## PROVIDED ENTRIES
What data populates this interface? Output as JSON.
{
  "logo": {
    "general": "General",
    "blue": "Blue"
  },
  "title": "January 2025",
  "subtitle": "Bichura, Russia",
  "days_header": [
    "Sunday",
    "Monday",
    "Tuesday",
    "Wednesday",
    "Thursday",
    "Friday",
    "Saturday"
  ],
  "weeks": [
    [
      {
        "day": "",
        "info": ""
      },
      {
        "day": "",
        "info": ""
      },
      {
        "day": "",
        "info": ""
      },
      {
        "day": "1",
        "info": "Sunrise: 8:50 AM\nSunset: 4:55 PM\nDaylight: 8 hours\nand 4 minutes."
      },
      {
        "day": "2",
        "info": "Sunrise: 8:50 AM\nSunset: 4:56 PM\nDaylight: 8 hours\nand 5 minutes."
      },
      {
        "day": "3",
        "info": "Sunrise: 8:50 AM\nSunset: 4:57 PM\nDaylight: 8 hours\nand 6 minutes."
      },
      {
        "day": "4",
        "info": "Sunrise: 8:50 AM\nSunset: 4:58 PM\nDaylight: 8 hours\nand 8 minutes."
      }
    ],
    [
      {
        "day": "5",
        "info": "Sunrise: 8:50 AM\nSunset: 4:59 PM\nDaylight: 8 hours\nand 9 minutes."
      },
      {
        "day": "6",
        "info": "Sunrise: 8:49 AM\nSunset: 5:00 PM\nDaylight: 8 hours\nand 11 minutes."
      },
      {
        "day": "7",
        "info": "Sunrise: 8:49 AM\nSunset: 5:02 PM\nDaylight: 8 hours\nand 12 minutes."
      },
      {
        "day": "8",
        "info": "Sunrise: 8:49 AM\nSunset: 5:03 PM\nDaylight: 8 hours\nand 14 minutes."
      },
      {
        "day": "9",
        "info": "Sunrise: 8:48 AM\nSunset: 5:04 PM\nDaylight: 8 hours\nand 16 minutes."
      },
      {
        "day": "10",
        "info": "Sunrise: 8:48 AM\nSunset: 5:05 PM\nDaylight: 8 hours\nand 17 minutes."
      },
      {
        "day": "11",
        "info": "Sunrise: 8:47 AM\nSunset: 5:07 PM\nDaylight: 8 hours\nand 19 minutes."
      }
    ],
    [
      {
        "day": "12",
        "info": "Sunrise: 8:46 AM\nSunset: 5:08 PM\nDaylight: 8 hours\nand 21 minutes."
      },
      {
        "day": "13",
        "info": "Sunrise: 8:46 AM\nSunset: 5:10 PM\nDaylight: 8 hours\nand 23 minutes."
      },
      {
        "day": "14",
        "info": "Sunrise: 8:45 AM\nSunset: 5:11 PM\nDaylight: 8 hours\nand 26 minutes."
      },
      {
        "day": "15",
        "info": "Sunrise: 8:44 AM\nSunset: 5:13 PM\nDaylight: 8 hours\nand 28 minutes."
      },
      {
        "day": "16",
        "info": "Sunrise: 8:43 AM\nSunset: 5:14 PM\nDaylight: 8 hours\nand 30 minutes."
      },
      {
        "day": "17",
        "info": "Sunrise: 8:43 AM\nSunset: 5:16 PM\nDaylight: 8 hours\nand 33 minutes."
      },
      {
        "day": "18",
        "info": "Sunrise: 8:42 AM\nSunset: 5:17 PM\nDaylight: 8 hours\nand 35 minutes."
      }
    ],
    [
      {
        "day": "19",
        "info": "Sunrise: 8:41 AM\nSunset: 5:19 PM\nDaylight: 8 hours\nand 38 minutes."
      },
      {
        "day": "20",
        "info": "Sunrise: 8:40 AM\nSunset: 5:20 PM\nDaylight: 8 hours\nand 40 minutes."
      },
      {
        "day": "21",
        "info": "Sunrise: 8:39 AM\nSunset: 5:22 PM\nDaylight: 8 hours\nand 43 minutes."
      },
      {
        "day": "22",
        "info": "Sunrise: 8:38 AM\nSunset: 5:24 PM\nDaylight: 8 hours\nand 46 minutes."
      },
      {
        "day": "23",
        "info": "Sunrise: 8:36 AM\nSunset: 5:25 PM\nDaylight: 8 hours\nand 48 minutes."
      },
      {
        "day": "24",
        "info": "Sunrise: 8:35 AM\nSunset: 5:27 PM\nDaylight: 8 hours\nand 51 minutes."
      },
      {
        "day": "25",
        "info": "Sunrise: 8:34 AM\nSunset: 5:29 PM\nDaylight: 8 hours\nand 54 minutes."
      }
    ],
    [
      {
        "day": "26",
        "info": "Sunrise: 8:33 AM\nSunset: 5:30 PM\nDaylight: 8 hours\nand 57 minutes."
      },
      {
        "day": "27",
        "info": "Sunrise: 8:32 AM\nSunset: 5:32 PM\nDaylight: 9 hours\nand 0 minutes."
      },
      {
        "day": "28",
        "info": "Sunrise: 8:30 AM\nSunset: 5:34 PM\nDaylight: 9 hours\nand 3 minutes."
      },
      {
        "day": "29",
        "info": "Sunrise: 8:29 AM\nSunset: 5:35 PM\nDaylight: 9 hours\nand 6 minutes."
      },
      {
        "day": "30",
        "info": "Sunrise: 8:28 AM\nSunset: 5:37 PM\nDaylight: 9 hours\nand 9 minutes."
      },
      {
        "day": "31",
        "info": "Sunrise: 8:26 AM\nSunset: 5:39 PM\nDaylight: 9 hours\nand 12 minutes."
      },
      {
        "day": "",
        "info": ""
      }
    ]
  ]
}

## BRIEF
Using the data above, output each line exactly.

## CORRECT OUTPUT
What data populates this interface? Output as JSON.
{
  "logo": {
    "general": "General",
    "blue": "Blue"
  },
  "title": "January 2025",
  "subtitle": "Bichura, Russia",
  "days_header": [
    "Sunday",
    "Monday",
    "Tuesday",
    "Wednesday",
    "Thursday",
    "Friday",
    "Saturday"
  ],
  "weeks": [
    [
      {
        "day": "",
        "info": ""
      },
      {
        "day": "",
        "info": ""
      },
      {
        "day": "",
        "info": ""
      },
      {
        "day": "1",
        "info": "Sunrise: 8:50 AM\nSunset: 4:55 PM\nDaylight: 8 hours\nand 4 minutes."
      },
      {
        "day": "2",
        "info": "Sunrise: 8:50 AM\nSunset: 4:56 PM\nDaylight: 8 hours\nand 5 minutes."
      },
      {
        "day": "3",
        "info": "Sunrise: 8:50 AM\nSunset: 4:57 PM\nDaylight: 8 hours\nand 6 minutes."
      },
      {
        "day": "4",
        "info": "Sunrise: 8:50 AM\nSunset: 4:58 PM\nDaylight: 8 hours\nand 8 minutes."
      }
    ],
    [
      {
        "day": "5",
        "info": "Sunrise: 8:50 AM\nSunset: 4:59 PM\nDaylight: 8 hours\nand 9 minutes."
      },
      {
        "day": "6",
        "info": "Sunrise: 8:49 AM\nSunset: 5:00 PM\nDaylight: 8 hours\nand 11 minutes."
      },
      {
        "day": "7",
        "info": "Sunrise: 8:49 AM\nSunset: 5:02 PM\nDaylight: 8 hours\nand 12 minutes."
      },
      {
        "day": "8",
        "info": "Sunrise: 8:49 AM\nSunset: 5:03 PM\nDaylight: 8 hours\nand 14 minutes."
      },
      {
        "day": "9",
        "info": "Sunrise: 8:48 AM\nSunset: 5:04 PM\nDaylight: 8 hours\nand 16 minutes."
      },
      {
        "day": "10",
        "info": "Sunrise: 8:48 AM\nSunset: 5:05 PM\nDaylight: 8 hours\nand 17 minutes."
      },
      {
        "day": "11",
        "info": "Sunrise: 8:47 AM\nSunset: 5:07 PM\nDaylight: 8 hours\nand 19 minutes."
      }
    ],
    [
      {
        "day": "12",
        "info": "Sunrise: 8:46 AM\nSunset: 5:08 PM\nDaylight: 8 hours\nand 21 minutes."
      },
      {
        "day": "13",
        "info": "Sunrise: 8:46 AM\nSunset: 5:10 PM\nDaylight: 8 hours\nand 23 minutes."
      },
      {
        "day": "14",
        "info": "Sunrise: 8:45 AM\nSunset: 5:11 PM\nDaylight: 8 hours\nand 26 minutes."
      },
      {
        "day": "15",
        "info": "Sunrise: 8:44 AM\nSunset: 5:13 PM\nDaylight: 8 hours\nand 28 minutes."
      },
      {
        "day": "16",
        "info": "Sunrise: 8:43 AM\nSunset: 5:14 PM\nDaylight: 8 hours\nand 30 minutes."
      },
      {
        "day": "17",
        "info": "Sunrise: 8:43 AM\nSunset: 5:16 PM\nDaylight: 8 hours\nand 33 minutes."
      },
      {
        "day": "18",
        "info": "Sunrise: 8:42 AM\nSunset: 5:17 PM\nDaylight: 8 hours\nand 35 minutes."
      }
    ],
    [
      {
        "day": "19",
        "info": "Sunrise: 8:41 AM\nSunset: 5:19 PM\nDaylight: 8 hours\nand 38 minutes."
      },
      {
        "day": "20",
        "info": "Sunrise: 8:40 AM\nSunset: 5:20 PM\nDaylight: 8 hours\nand 40 minutes."
      },
      {
        "day": "21",
        "info": "Sunrise: 8:39 AM\nSunset: 5:22 PM\nDaylight: 8 hours\nand 43 minutes."
      },
      {
        "day": "22",
        "info": "Sunrise: 8:38 AM\nSunset: 5:24 PM\nDaylight: 8 hours\nand 46 minutes."
      },
      {
        "day": "23",
        "info": "Sunrise: 8:36 AM\nSunset: 5:25 PM\nDaylight: 8 hours\nand 48 minutes."
      },
      {
        "day": "24",
        "info": "Sunrise: 8:35 AM\nSunset: 5:27 PM\nDaylight: 8 hours\nand 51 minutes."
      },
      {
        "day": "25",
        "info": "Sunrise: 8:34 AM\nSunset: 5:29 PM\nDaylight: 8 hours\nand 54 minutes."
      }
    ],
    [
      {
        "day": "26",
        "info": "Sunrise: 8:33 AM\nSunset: 5:30 PM\nDaylight: 8 hours\nand 57 minutes."
      },
      {
        "day": "27",
        "info": "Sunrise: 8:32 AM\nSunset: 5:32 PM\nDaylight: 9 hours\nand 0 minutes."
      },
      {
        "day": "28",
        "info": "Sunrise: 8:30 AM\nSunset: 5:34 PM\nDaylight: 9 hours\nand 3 minutes."
      },
      {
        "day": "29",
        "info": "Sunrise: 8:29 AM\nSunset: 5:35 PM\nDaylight: 9 hours\nand 6 minutes."
      },
      {
        "day": "30",
        "info": "Sunrise: 8:28 AM\nSunset: 5:37 PM\nDaylight: 9 hours\nand 9 minutes."
      },
      {
        "day": "31",
        "info": "Sunrise: 8:26 AM\nSunset: 5:39 PM\nDaylight: 9 hours\nand 12 minutes."
      },
      {
        "day": "",
        "info": ""
      }
    ]
  ]
}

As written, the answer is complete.